Records from a dataset
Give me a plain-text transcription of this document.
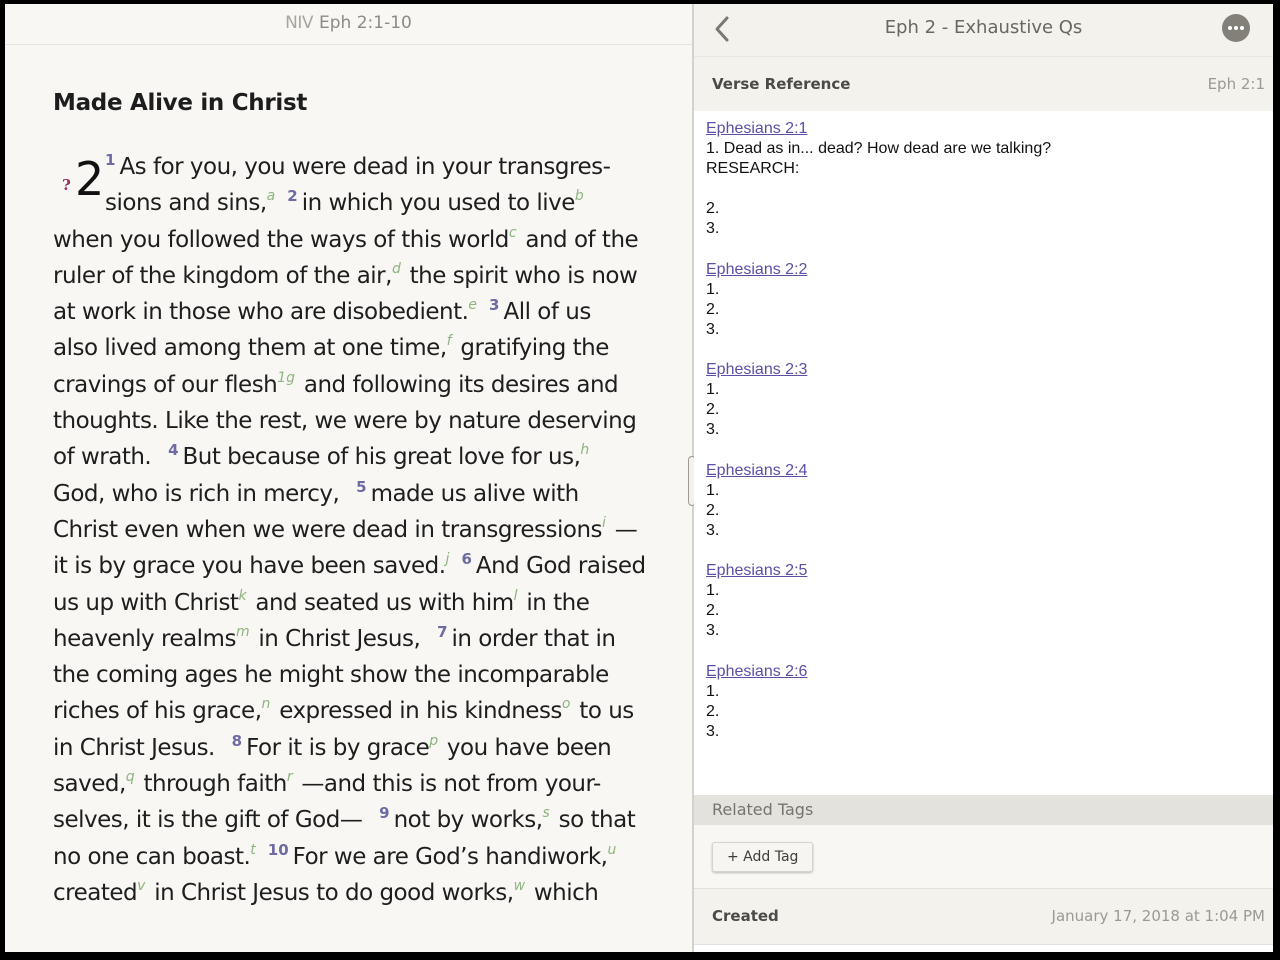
NIV Eph 2:1-10
Made Alive in Christ
? 2 $^1$ As for you, you were dead in your transgres-
sions and sins,$^a$ $^2$ in which you used to live$^b$
when you followed the ways of this world$^c$ and of the
ruler of the kingdom of the air,$^d$ the spirit who is now
at work in those who are disobedient.$^e$ $^3$ All of us
also lived among them at one time,$^f$ gratifying the
cravings of our flesh$^{1g}$ and following its desires and
thoughts. Like the rest, we were by nature deserving
of wrath. $^4$ But because of his great love for us,$^h$
God, who is rich in mercy, $^5$ made us alive with
Christ even when we were dead in transgressions$^i$ —
it is by grace you have been saved.$^j$ $^6$ And God raised
us up with Christ$^k$ and seated us with him$^l$ in the
heavenly realms$^m$ in Christ Jesus, $^7$ in order that in
the coming ages he might show the incomparable
riches of his grace,$^n$ expressed in his kindness$^o$ to us
in Christ Jesus. $^8$ For it is by grace$^p$ you have been
saved,$^q$ through faith$^r$ —and this is not from your-
selves, it is the gift of God— $^9$ not by works,$^s$ so that
no one can boast.$^t$ $^{10}$ For we are God’s handiwork,$^u$
created$^v$ in Christ Jesus to do good works,$^w$ which
Eph 2 - Exhaustive Qs
Verse Reference	Eph 2:1
Ephesians 2:1
1. Dead as in... dead? How dead are we talking?
RESEARCH:
2.
3.
Ephesians 2:2
1.
2.
3.
Ephesians 2:3
1.
2.
3.
Ephesians 2:4
1.
2.
3.
Ephesians 2:5
1.
2.
3.
Ephesians 2:6
1.
2.
3.
Related Tags
+ Add Tag
Created	January 17, 2018 at 1:04 PM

## Directions for this task
Reproduce every line above as written, skipping pictures.

## Task output
Give me a plain-text transcription of this document.
NIV Eph 2:1-10
Made Alive in Christ
? 2 $^1$ As for you, you were dead in your transgres-
sions and sins,$^a$ $^2$ in which you used to live$^b$
when you followed the ways of this world$^c$ and of the
ruler of the kingdom of the air,$^d$ the spirit who is now
at work in those who are disobedient.$^e$ $^3$ All of us
also lived among them at one time,$^f$ gratifying the
cravings of our flesh$^{1g}$ and following its desires and
thoughts. Like the rest, we were by nature deserving
of wrath. $^4$ But because of his great love for us,$^h$
God, who is rich in mercy, $^5$ made us alive with
Christ even when we were dead in transgressions$^i$ —
it is by grace you have been saved.$^j$ $^6$ And God raised
us up with Christ$^k$ and seated us with him$^l$ in the
heavenly realms$^m$ in Christ Jesus, $^7$ in order that in
the coming ages he might show the incomparable
riches of his grace,$^n$ expressed in his kindness$^o$ to us
in Christ Jesus. $^8$ For it is by grace$^p$ you have been
saved,$^q$ through faith$^r$ —and this is not from your-
selves, it is the gift of God— $^9$ not by works,$^s$ so that
no one can boast.$^t$ $^{10}$ For we are God’s handiwork,$^u$
created$^v$ in Christ Jesus to do good works,$^w$ which
Eph 2 - Exhaustive Qs
Verse Reference	Eph 2:1
Ephesians 2:1
1. Dead as in... dead? How dead are we talking?
RESEARCH:
2.
3.
Ephesians 2:2
1.
2.
3.
Ephesians 2:3
1.
2.
3.
Ephesians 2:4
1.
2.
3.
Ephesians 2:5
1.
2.
3.
Ephesians 2:6
1.
2.
3.
Related Tags
+ Add Tag
Created	January 17, 2018 at 1:04 PM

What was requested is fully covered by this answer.